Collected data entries
_ _ _

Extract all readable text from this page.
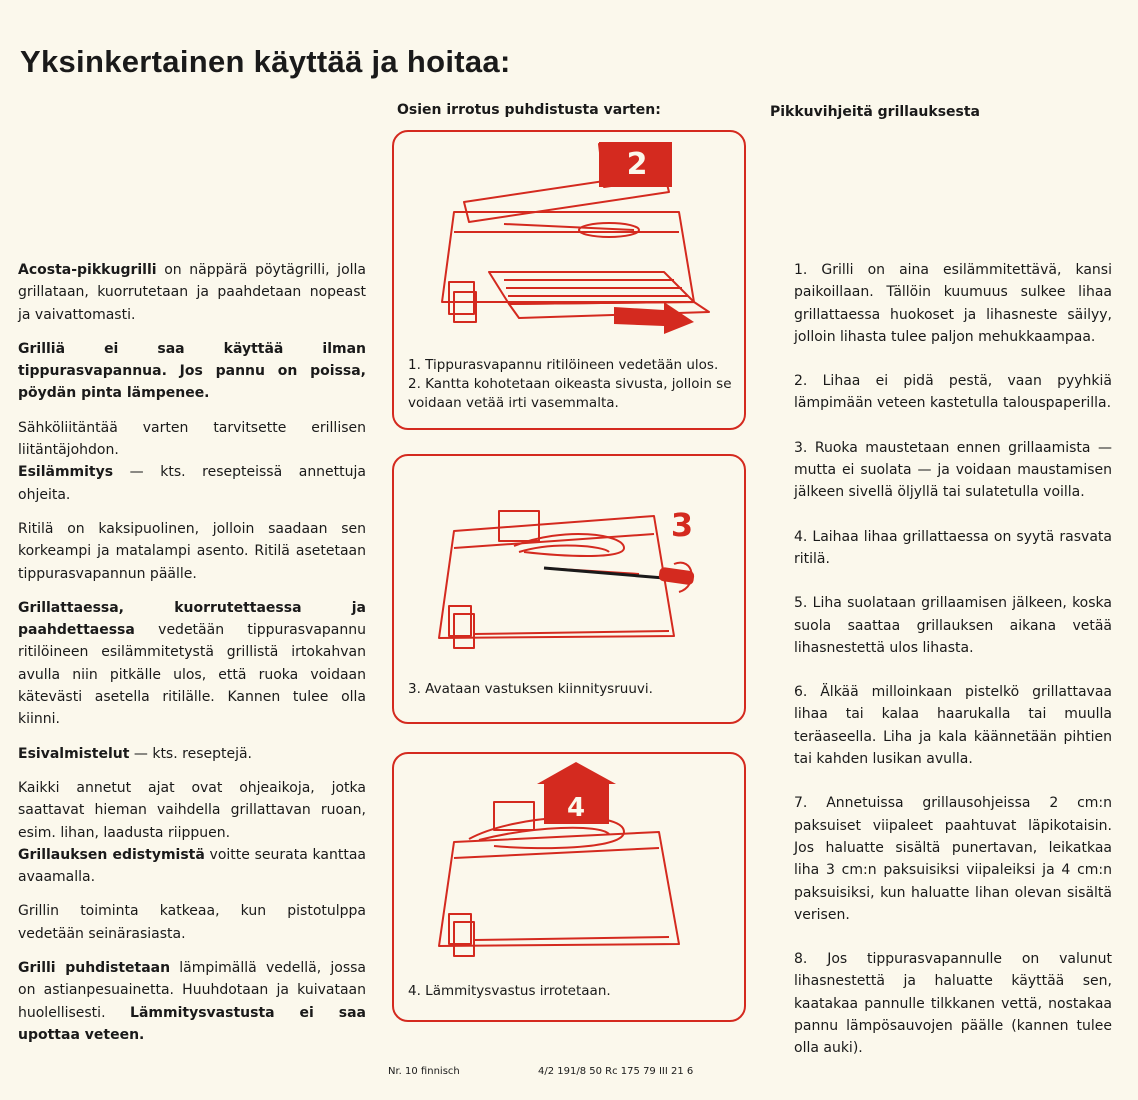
Yksinkertainen käyttää ja hoitaa:

Acosta-pikkugrilli on näppärä pöytägrilli, jolla grillataan, kuorrutetaan ja paahdetaan nopeast ja vaivattomasti.

Grilliä ei saa käyttää ilman tippurasvapannua. Jos pannu on poissa, pöydän pinta lämpenee.

Sähköliitäntää varten tarvitsette erillisen liitäntäjohdon.

Esilämmitys — kts. resepteissä annettuja ohjeita.

Ritilä on kaksipuolinen, jolloin saadaan sen korkeampi ja matalampi asento. Ritilä asetetaan tippurasvapannun päälle.

Grillattaessa, kuorrutettaessa ja paahdettaessa vedetään tippurasvapannu ritilöineen esilämmitetystä grillistä irtokahvan avulla niin pitkälle ulos, että ruoka voidaan kätevästi asetella ritilälle. Kannen tulee olla kiinni.

Esivalmistelut — kts. reseptejä.

Kaikki annetut ajat ovat ohjeaikoja, jotka saattavat hieman vaihdella grillattavan ruoan, esim. lihan, laadusta riippuen.

Grillauksen edistymistä voitte seurata kanttaa avaamalla.

Grillin toiminta katkeaa, kun pistotulppa vedetään seinärasiasta.

Grilli puhdistetaan lämpimällä vedellä, jossa on astianpesuainetta. Huuhdotaan ja kuivataan huolellisesti. Lämmitysvastusta ei saa upottaa veteen.

Osien irrotus puhdistusta varten:
2
1. Tippurasvapannu ritilöineen vedetään ulos.
2. Kantta kohotetaan oikeasta sivusta, jolloin se voidaan vetää irti vasemmalta.
3
3. Avataan vastuksen kiinnitysruuvi.
4
4. Lämmitysvastus irrotetaan.
Pikkuvihjeitä grillauksesta
1. Grilli on aina esilämmitettävä, kansi paikoillaan. Tällöin kuumuus sulkee lihaa grillattaessa huokoset ja lihasneste säilyy, jolloin lihasta tulee paljon mehukkaampaa.
2. Lihaa ei pidä pestä, vaan pyyhkiä lämpimään veteen kastetulla talouspaperilla.
3. Ruoka maustetaan ennen grillaamista — mutta ei suolata — ja voidaan maustamisen jälkeen sivellä öljyllä tai sulatetulla voilla.
4. Laihaa lihaa grillattaessa on syytä rasvata ritilä.
5. Liha suolataan grillaamisen jälkeen, koska suola saattaa grillauksen aikana vetää lihasnestettä ulos lihasta.
6. Älkää milloinkaan pistelkö grillattavaa lihaa tai kalaa haarukalla tai muulla teräaseella. Liha ja kala käännetään pihtien tai kahden lusikan avulla.
7. Annetuissa grillausohjeissa 2 cm:n paksuiset viipaleet paahtuvat läpikotaisin. Jos haluatte sisältä punertavan, leikatkaa liha 3 cm:n paksuisiksi viipaleiksi ja 4 cm:n paksuisiksi, kun haluatte lihan olevan sisältä verisen.
8. Jos tippurasvapannulle on valunut lihasnestettä ja haluatte käyttää sen, kaatakaa pannulle tilkkanen vettä, nostakaa pannu lämpösauvojen päälle (kannen tulee olla auki).
Nr. 10 finnisch	4/2 191/8 50 Rc 175 79 III 21 6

_ _ _

Written instruction
Every record above should come back exactly, but without its pictures.

Full answer
Extract all readable text from this page.
Yksinkertainen käyttää ja hoitaa:

Acosta-pikkugrilli on näppärä pöytägrilli, jolla grillataan, kuorrutetaan ja paahdetaan nopeast ja vaivattomasti.

Grilliä ei saa käyttää ilman tippurasvapannua. Jos pannu on poissa, pöydän pinta lämpenee.

Sähköliitäntää varten tarvitsette erillisen liitäntäjohdon.

Esilämmitys — kts. resepteissä annettuja ohjeita.

Ritilä on kaksipuolinen, jolloin saadaan sen korkeampi ja matalampi asento. Ritilä asetetaan tippurasvapannun päälle.

Grillattaessa, kuorrutettaessa ja paahdettaessa vedetään tippurasvapannu ritilöineen esilämmitetystä grillistä irtokahvan avulla niin pitkälle ulos, että ruoka voidaan kätevästi asetella ritilälle. Kannen tulee olla kiinni.

Esivalmistelut — kts. reseptejä.

Kaikki annetut ajat ovat ohjeaikoja, jotka saattavat hieman vaihdella grillattavan ruoan, esim. lihan, laadusta riippuen.

Grillauksen edistymistä voitte seurata kanttaa avaamalla.

Grillin toiminta katkeaa, kun pistotulppa vedetään seinärasiasta.

Grilli puhdistetaan lämpimällä vedellä, jossa on astianpesuainetta. Huuhdotaan ja kuivataan huolellisesti. Lämmitysvastusta ei saa upottaa veteen.

Osien irrotus puhdistusta varten:
2
1. Tippurasvapannu ritilöineen vedetään ulos.
2. Kantta kohotetaan oikeasta sivusta, jolloin se voidaan vetää irti vasemmalta.
3
3. Avataan vastuksen kiinnitysruuvi.
4
4. Lämmitysvastus irrotetaan.
Pikkuvihjeitä grillauksesta
1. Grilli on aina esilämmitettävä, kansi paikoillaan. Tällöin kuumuus sulkee lihaa grillattaessa huokoset ja lihasneste säilyy, jolloin lihasta tulee paljon mehukkaampaa.
2. Lihaa ei pidä pestä, vaan pyyhkiä lämpimään veteen kastetulla talouspaperilla.
3. Ruoka maustetaan ennen grillaamista — mutta ei suolata — ja voidaan maustamisen jälkeen sivellä öljyllä tai sulatetulla voilla.
4. Laihaa lihaa grillattaessa on syytä rasvata ritilä.
5. Liha suolataan grillaamisen jälkeen, koska suola saattaa grillauksen aikana vetää lihasnestettä ulos lihasta.
6. Älkää milloinkaan pistelkö grillattavaa lihaa tai kalaa haarukalla tai muulla teräaseella. Liha ja kala käännetään pihtien tai kahden lusikan avulla.
7. Annetuissa grillausohjeissa 2 cm:n paksuiset viipaleet paahtuvat läpikotaisin. Jos haluatte sisältä punertavan, leikatkaa liha 3 cm:n paksuisiksi viipaleiksi ja 4 cm:n paksuisiksi, kun haluatte lihan olevan sisältä verisen.
8. Jos tippurasvapannulle on valunut lihasnestettä ja haluatte käyttää sen, kaatakaa pannulle tilkkanen vettä, nostakaa pannu lämpösauvojen päälle (kannen tulee olla auki).
Nr. 10 finnisch	4/2 191/8 50 Rc 175 79 III 21 6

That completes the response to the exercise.